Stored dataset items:
--- begin ---
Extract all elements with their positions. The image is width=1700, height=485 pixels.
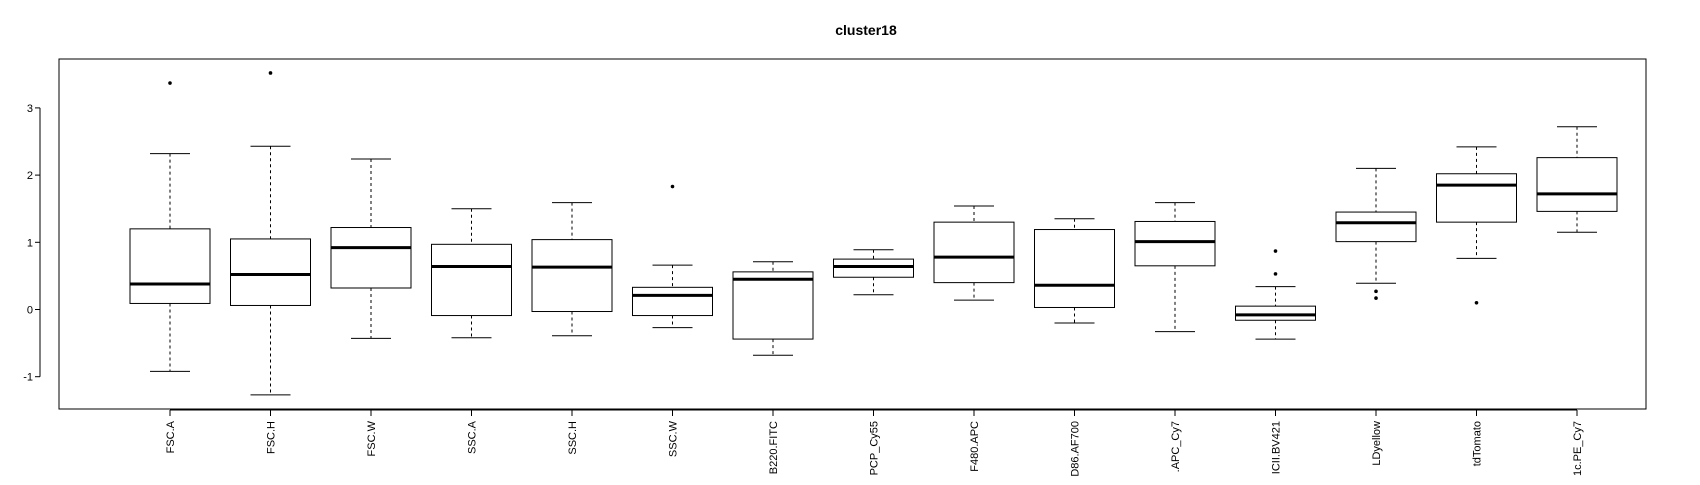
outlier-point xyxy=(1474,300,1479,305)
outlier-point xyxy=(1273,272,1278,276)
x-axis: FSC.A FSC.H FSC.W SSC.A SSC.H SSC.W B220.FITC P… xyxy=(165,409,1584,477)
x-tick-label: SSC.H xyxy=(567,421,579,455)
box-B220.FITC xyxy=(732,261,814,356)
box-FSC.A xyxy=(129,81,211,372)
chart-title: cluster18 xyxy=(835,22,897,38)
x-tick-label: tdTomato xyxy=(1472,421,1484,466)
x-tick-label: B220.FITC xyxy=(768,421,780,474)
iqr-box xyxy=(330,227,412,289)
iqr-box xyxy=(833,258,914,278)
y-axis: -1 0 1 2 3 xyxy=(23,103,41,384)
iqr-box xyxy=(1235,305,1316,321)
iqr-box xyxy=(431,243,512,317)
x-tick-label: .APC_Cy7 xyxy=(1170,421,1182,472)
box-LDyellow xyxy=(1335,167,1417,300)
box-D86.AF700 xyxy=(1034,218,1115,324)
y-tick-label: 3 xyxy=(27,103,33,115)
box-1c.PE_Cy7 xyxy=(1536,126,1618,233)
y-tick-label: 2 xyxy=(27,170,33,182)
outlier-point xyxy=(1374,289,1378,294)
box-.APC_Cy7 xyxy=(1134,202,1216,333)
x-tick-label: FSC.W xyxy=(366,420,378,456)
x-tick-label: PCP_Cy55 xyxy=(869,421,881,475)
iqr-box xyxy=(1335,211,1417,243)
plot-frame xyxy=(58,58,1647,410)
x-tick-label: FSC.A xyxy=(165,420,177,453)
y-tick-label: -1 xyxy=(23,372,33,384)
iqr-box xyxy=(230,238,311,306)
iqr-box xyxy=(933,221,1015,284)
iqr-box xyxy=(1436,173,1517,223)
box-SSC.H xyxy=(531,202,613,337)
box-FSC.W xyxy=(330,158,412,339)
iqr-box xyxy=(129,228,211,304)
y-tick-label: 1 xyxy=(27,237,33,249)
box-tdTomato xyxy=(1436,146,1517,305)
iqr-box xyxy=(632,286,713,317)
iqr-box xyxy=(732,271,814,340)
iqr-box xyxy=(1536,157,1618,212)
iqr-box xyxy=(1034,229,1115,308)
x-tick-label: ICII.BV421 xyxy=(1271,421,1283,474)
iqr-box xyxy=(1134,220,1216,267)
x-tick-label: LDyellow xyxy=(1371,421,1383,466)
box-F480.APC xyxy=(933,205,1015,301)
x-tick-label: SSC.W xyxy=(668,420,680,457)
x-tick-label: F480.APC xyxy=(969,421,981,472)
box-ICII.BV421 xyxy=(1235,249,1316,340)
x-tick-label: 1c.PE_Cy7 xyxy=(1572,421,1584,476)
boxes-layer xyxy=(129,71,1618,396)
box-SSC.W xyxy=(632,184,713,329)
outlier-point xyxy=(1273,249,1278,253)
box-SSC.A xyxy=(431,208,512,339)
x-tick-label: D86.AF700 xyxy=(1070,421,1082,477)
y-tick-label: 0 xyxy=(27,305,33,317)
outlier-point xyxy=(168,81,172,85)
x-tick-label: SSC.A xyxy=(467,420,479,454)
box-FSC.H xyxy=(230,71,311,396)
outlier-point xyxy=(1374,296,1378,300)
outlier-point xyxy=(268,71,273,75)
x-tick-label: FSC.H xyxy=(266,421,278,454)
outlier-point xyxy=(670,184,675,189)
box-PCP_Cy55 xyxy=(833,249,914,296)
iqr-box xyxy=(531,239,613,313)
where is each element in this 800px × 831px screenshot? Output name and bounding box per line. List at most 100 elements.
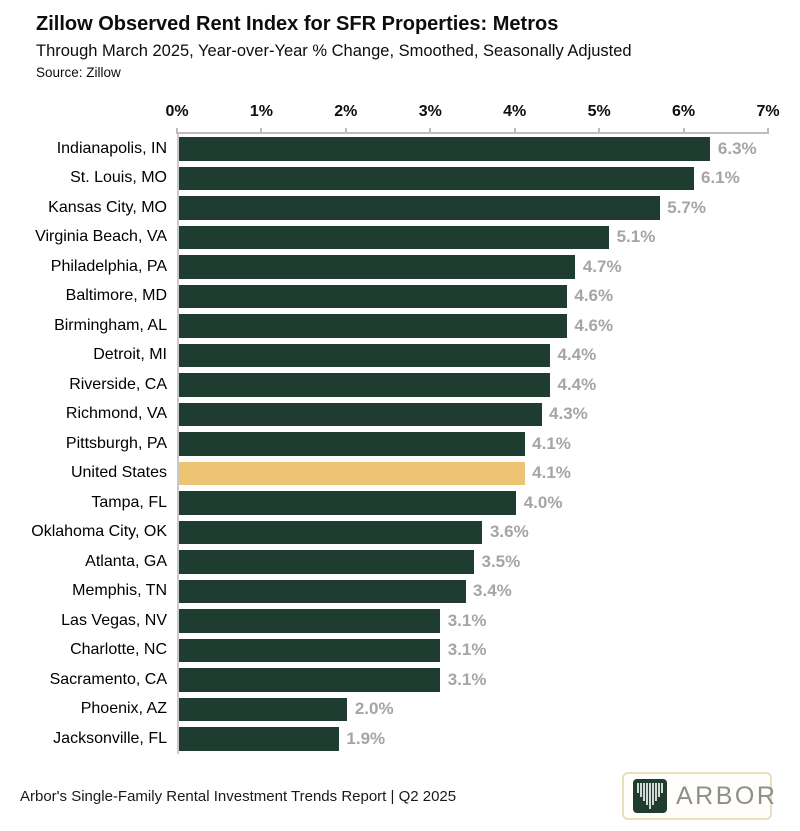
bar-track: 4.4% xyxy=(177,373,768,397)
arbor-wordmark: ARBOR xyxy=(676,781,778,810)
bar-track: 4.6% xyxy=(177,284,768,308)
category-label: Richmond, VA xyxy=(65,405,167,423)
value-label: 4.0% xyxy=(523,492,563,512)
bar xyxy=(178,196,660,220)
category-label: Kansas City, MO xyxy=(48,198,167,216)
value-label: 4.4% xyxy=(557,374,597,394)
value-label: 3.4% xyxy=(473,581,512,601)
category-label: Atlanta, GA xyxy=(85,552,167,570)
category-label: Jacksonville, FL xyxy=(53,729,167,747)
bar-track: 6.3% xyxy=(177,137,768,161)
chart-row: Phoenix, AZ 2.0% xyxy=(0,695,800,725)
chart-row: Sacramento, CA 3.1% xyxy=(0,665,800,695)
footer: Arbor's Single-Family Rental Investment … xyxy=(20,772,775,820)
y-axis-line xyxy=(177,134,179,754)
bar-track: 5.1% xyxy=(177,225,768,249)
category-label: Las Vegas, NV xyxy=(61,611,167,629)
bar xyxy=(178,727,339,751)
bar-track: 3.6% xyxy=(177,520,768,544)
axis-tick-label: 3% xyxy=(418,103,442,120)
chart-row: Philadelphia, PA 4.7% xyxy=(0,252,800,282)
category-label: Phoenix, AZ xyxy=(80,700,167,718)
value-label: 3.6% xyxy=(489,522,529,542)
arbor-tree-icon xyxy=(633,779,667,813)
category-label: Charlotte, NC xyxy=(70,641,167,659)
bar-track: 1.9% xyxy=(177,727,768,751)
chart-row: Richmond, VA 4.3% xyxy=(0,400,800,430)
category-label: St. Louis, MO xyxy=(70,169,167,187)
axis-tick xyxy=(598,128,601,134)
category-label: Baltimore, MD xyxy=(65,287,167,305)
axis-tick-label: 6% xyxy=(672,103,696,120)
axis-tick-label: 5% xyxy=(587,103,611,120)
bar xyxy=(178,373,550,397)
axis-tick xyxy=(176,128,178,134)
x-axis-line xyxy=(177,132,768,134)
bar xyxy=(178,697,348,721)
bar xyxy=(178,550,474,574)
category-label: Virginia Beach, VA xyxy=(35,228,167,246)
bar xyxy=(178,314,567,338)
source-note: Source: Zillow xyxy=(36,65,121,80)
bar-track: 3.4% xyxy=(177,579,768,603)
bar xyxy=(178,166,694,190)
bar-track: 4.3% xyxy=(177,402,768,426)
bar-track: 5.7% xyxy=(177,196,768,220)
value-label: 5.7% xyxy=(667,197,706,217)
chart-row: Detroit, MI 4.4% xyxy=(0,341,800,371)
value-label: 2.0% xyxy=(354,699,394,719)
chart-row: Atlanta, GA 3.5% xyxy=(0,547,800,577)
chart-row: Pittsburgh, PA 4.1% xyxy=(0,429,800,459)
category-label: Indianapolis, IN xyxy=(56,139,167,157)
axis-tick-label: 2% xyxy=(334,103,358,120)
category-label: Sacramento, CA xyxy=(49,670,167,688)
value-label: 5.1% xyxy=(616,227,656,247)
bar xyxy=(178,579,466,603)
bar-track: 2.0% xyxy=(177,697,768,721)
bar-track: 6.1% xyxy=(177,166,768,190)
chart-row: Virginia Beach, VA 5.1% xyxy=(0,223,800,253)
chart-row: United States 4.1% xyxy=(0,459,800,489)
report-label: Arbor's Single-Family Rental Investment … xyxy=(20,787,457,805)
bar xyxy=(178,284,567,308)
axis-tick-label: 4% xyxy=(503,103,527,120)
value-label: 4.4% xyxy=(557,345,597,365)
bar xyxy=(178,668,441,692)
category-label: Riverside, CA xyxy=(69,375,167,393)
chart-row: Indianapolis, IN 6.3% xyxy=(0,134,800,164)
axis-tick-label: 7% xyxy=(756,103,780,120)
bar xyxy=(178,491,517,515)
axis-tick xyxy=(260,128,263,134)
value-label: 3.1% xyxy=(447,669,487,689)
value-label: 3.5% xyxy=(481,551,521,571)
category-label: Detroit, MI xyxy=(93,346,167,364)
bar-track: 4.4% xyxy=(177,343,768,367)
chart-header: Zillow Observed Rent Index for SFR Prope… xyxy=(0,0,800,81)
arbor-logo: ARBOR xyxy=(622,772,775,820)
chart-row: Memphis, TN 3.4% xyxy=(0,577,800,607)
axis-tick xyxy=(682,128,685,134)
bar xyxy=(178,638,441,662)
value-label: 4.1% xyxy=(532,463,571,483)
x-axis: 0% 1% 2% 3% 4% 5% 6% 7% xyxy=(165,100,780,134)
bar-track: 4.7% xyxy=(177,255,768,279)
value-label: 1.9% xyxy=(346,728,386,748)
value-label: 6.1% xyxy=(701,168,740,188)
bar xyxy=(178,255,576,279)
value-label: 4.6% xyxy=(574,286,614,306)
value-label: 4.7% xyxy=(582,256,622,276)
bar xyxy=(178,137,711,161)
chart-row: Baltimore, MD 4.6% xyxy=(0,282,800,312)
category-label: Philadelphia, PA xyxy=(50,257,167,275)
chart-row: Las Vegas, NV 3.1% xyxy=(0,606,800,636)
chart-row: Birmingham, AL 4.6% xyxy=(0,311,800,341)
category-label: United States xyxy=(70,464,167,482)
bar-track: 4.1% xyxy=(177,461,768,485)
chart-row: Kansas City, MO 5.7% xyxy=(0,193,800,223)
chart-row: Tampa, FL 4.0% xyxy=(0,488,800,518)
value-label: 6.3% xyxy=(717,138,757,158)
bar-track: 4.0% xyxy=(177,491,768,515)
axis-tick-label: 0% xyxy=(165,103,189,120)
bar-track: 4.6% xyxy=(177,314,768,338)
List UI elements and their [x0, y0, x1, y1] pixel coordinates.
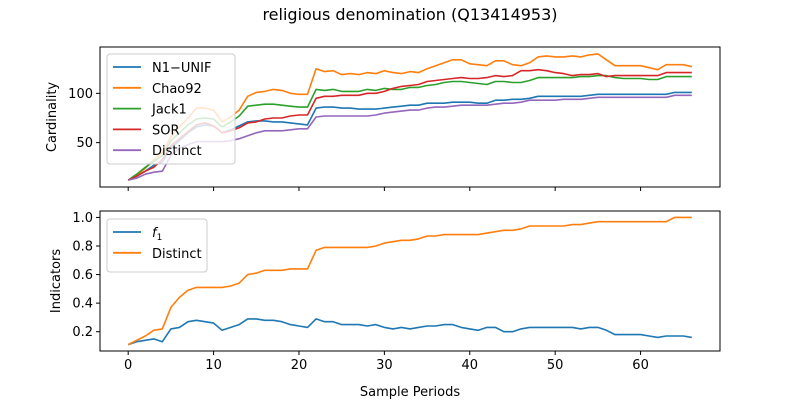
indicators-panel: 0 10 20 30 40 50 60 0.2 0.4 0.6 0.8 1.0 Indicators f1…	[49, 210, 721, 373]
legend-label-distinct: Distinct	[152, 247, 202, 262]
series-line-distinct	[127, 216, 692, 346]
y-tick-label: 100	[68, 87, 93, 102]
x-tick-label: 50	[547, 358, 564, 373]
legend-label-jack1: Jack1	[151, 103, 187, 118]
x-tick-label: 30	[376, 358, 393, 373]
legend: f1 Distinct	[106, 218, 208, 273]
y-tick-label: 1.0	[72, 211, 93, 226]
y-tick-label: 0.6	[72, 268, 93, 283]
x-tick-label: 10	[205, 358, 222, 373]
y-tick-label: 0.2	[72, 325, 93, 340]
x-tick-label: 60	[632, 358, 649, 373]
y-tick-label: 0.4	[72, 297, 93, 312]
series-line-f1	[127, 318, 692, 346]
legend-label-f1: f1	[152, 226, 162, 243]
legend-box	[106, 53, 236, 165]
legend-label-n1-unif: N1−UNIF	[152, 61, 211, 76]
cardinality-panel: 50 100 Cardinality N1−UNIF Chao92 Jack1 SOR Dis…	[45, 46, 721, 191]
y-tick-label: 50	[76, 136, 93, 151]
plot-frame	[99, 46, 721, 188]
figure-title: religious denomination (Q13414953)	[262, 5, 557, 24]
x-tick-label: 20	[291, 358, 308, 373]
y-axis-label: Indicators	[49, 249, 64, 313]
x-tick-label: 40	[462, 358, 479, 373]
legend-label-chao92: Chao92	[152, 82, 202, 97]
y-tick-label: 0.8	[72, 240, 93, 255]
legend-box	[106, 218, 208, 273]
legend-label-sor: SOR	[152, 123, 180, 138]
x-tick-label: 0	[124, 358, 132, 373]
legend: N1−UNIF Chao92 Jack1 SOR Distinct	[106, 53, 236, 165]
legend-label-distinct: Distinct	[152, 144, 202, 159]
y-axis-label: Cardinality	[45, 82, 60, 153]
plot-frame	[99, 210, 721, 352]
x-axis-label: Sample Periods	[360, 385, 460, 400]
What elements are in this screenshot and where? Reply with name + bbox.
--- end ---
Pull out each line in the material that contains the word "List".

where is each element in this 800px × 831px screenshot? Output name and bounding box per line. List at most 100 elements.
List UI elements and their [x0, y0, x1, y1] pixel coordinates.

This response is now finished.